## Start

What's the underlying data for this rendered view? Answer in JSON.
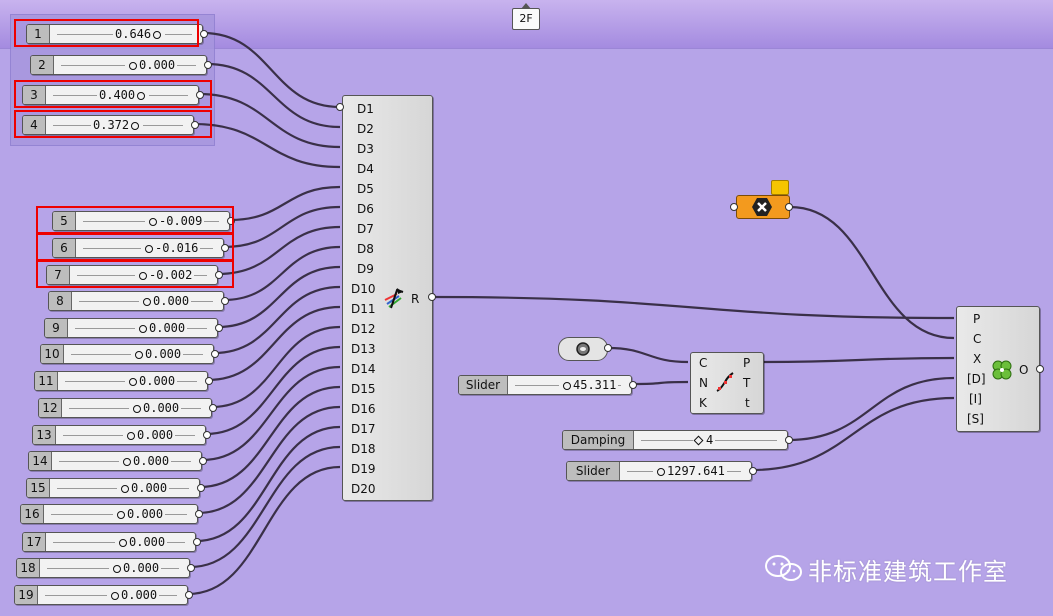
{
  "group": {
    "tab_label": "2F"
  },
  "number_sliders": [
    {
      "name": "1",
      "value": "0.646"
    },
    {
      "name": "2",
      "value": "0.000"
    },
    {
      "name": "3",
      "value": "0.400"
    },
    {
      "name": "4",
      "value": "0.372"
    },
    {
      "name": "5",
      "value": "-0.009"
    },
    {
      "name": "6",
      "value": "-0.016"
    },
    {
      "name": "7",
      "value": "-0.002"
    },
    {
      "name": "8",
      "value": "0.000"
    },
    {
      "name": "9",
      "value": "0.000"
    },
    {
      "name": "10",
      "value": "0.000"
    },
    {
      "name": "11",
      "value": "0.000"
    },
    {
      "name": "12",
      "value": "0.000"
    },
    {
      "name": "13",
      "value": "0.000"
    },
    {
      "name": "14",
      "value": "0.000"
    },
    {
      "name": "15",
      "value": "0.000"
    },
    {
      "name": "16",
      "value": "0.000"
    },
    {
      "name": "17",
      "value": "0.000"
    },
    {
      "name": "18",
      "value": "0.000"
    },
    {
      "name": "19",
      "value": "0.000"
    }
  ],
  "data_component": {
    "inputs": [
      "D1",
      "D2",
      "D3",
      "D4",
      "D5",
      "D6",
      "D7",
      "D8",
      "D9",
      "D10",
      "D11",
      "D12",
      "D13",
      "D14",
      "D15",
      "D16",
      "D17",
      "D18",
      "D19",
      "D20"
    ],
    "output": "R",
    "icon": "arrows-icon"
  },
  "curve_component": {
    "inputs": [
      "C",
      "N",
      "K"
    ],
    "outputs": [
      "P",
      "T",
      "t"
    ],
    "icon": "curve-points-icon"
  },
  "solver_component": {
    "inputs": [
      "P",
      "C",
      "X",
      "[D]",
      "[I]",
      "[S]"
    ],
    "output": "O",
    "icon": "clover-icon"
  },
  "slider_45": {
    "name": "Slider",
    "value": "45.311"
  },
  "damping": {
    "name": "Damping",
    "value": "4"
  },
  "slider_1297": {
    "name": "Slider",
    "value": "1297.641"
  },
  "watermark": {
    "text": "非标准建筑工作室"
  }
}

## End

▶ Problem to work on
From the data above, write out everything exactly except the pictures.

▶ Exercise output
What's the underlying data for this rendered view? Answer in JSON.
{
  "group": {
    "tab_label": "2F"
  },
  "number_sliders": [
    {
      "name": "1",
      "value": "0.646"
    },
    {
      "name": "2",
      "value": "0.000"
    },
    {
      "name": "3",
      "value": "0.400"
    },
    {
      "name": "4",
      "value": "0.372"
    },
    {
      "name": "5",
      "value": "-0.009"
    },
    {
      "name": "6",
      "value": "-0.016"
    },
    {
      "name": "7",
      "value": "-0.002"
    },
    {
      "name": "8",
      "value": "0.000"
    },
    {
      "name": "9",
      "value": "0.000"
    },
    {
      "name": "10",
      "value": "0.000"
    },
    {
      "name": "11",
      "value": "0.000"
    },
    {
      "name": "12",
      "value": "0.000"
    },
    {
      "name": "13",
      "value": "0.000"
    },
    {
      "name": "14",
      "value": "0.000"
    },
    {
      "name": "15",
      "value": "0.000"
    },
    {
      "name": "16",
      "value": "0.000"
    },
    {
      "name": "17",
      "value": "0.000"
    },
    {
      "name": "18",
      "value": "0.000"
    },
    {
      "name": "19",
      "value": "0.000"
    }
  ],
  "data_component": {
    "inputs": [
      "D1",
      "D2",
      "D3",
      "D4",
      "D5",
      "D6",
      "D7",
      "D8",
      "D9",
      "D10",
      "D11",
      "D12",
      "D13",
      "D14",
      "D15",
      "D16",
      "D17",
      "D18",
      "D19",
      "D20"
    ],
    "output": "R",
    "icon": "arrows-icon"
  },
  "curve_component": {
    "inputs": [
      "C",
      "N",
      "K"
    ],
    "outputs": [
      "P",
      "T",
      "t"
    ],
    "icon": "curve-points-icon"
  },
  "solver_component": {
    "inputs": [
      "P",
      "C",
      "X",
      "[D]",
      "[I]",
      "[S]"
    ],
    "output": "O",
    "icon": "clover-icon"
  },
  "slider_45": {
    "name": "Slider",
    "value": "45.311"
  },
  "damping": {
    "name": "Damping",
    "value": "4"
  },
  "slider_1297": {
    "name": "Slider",
    "value": "1297.641"
  },
  "watermark": {
    "text": "非标准建筑工作室"
  }
}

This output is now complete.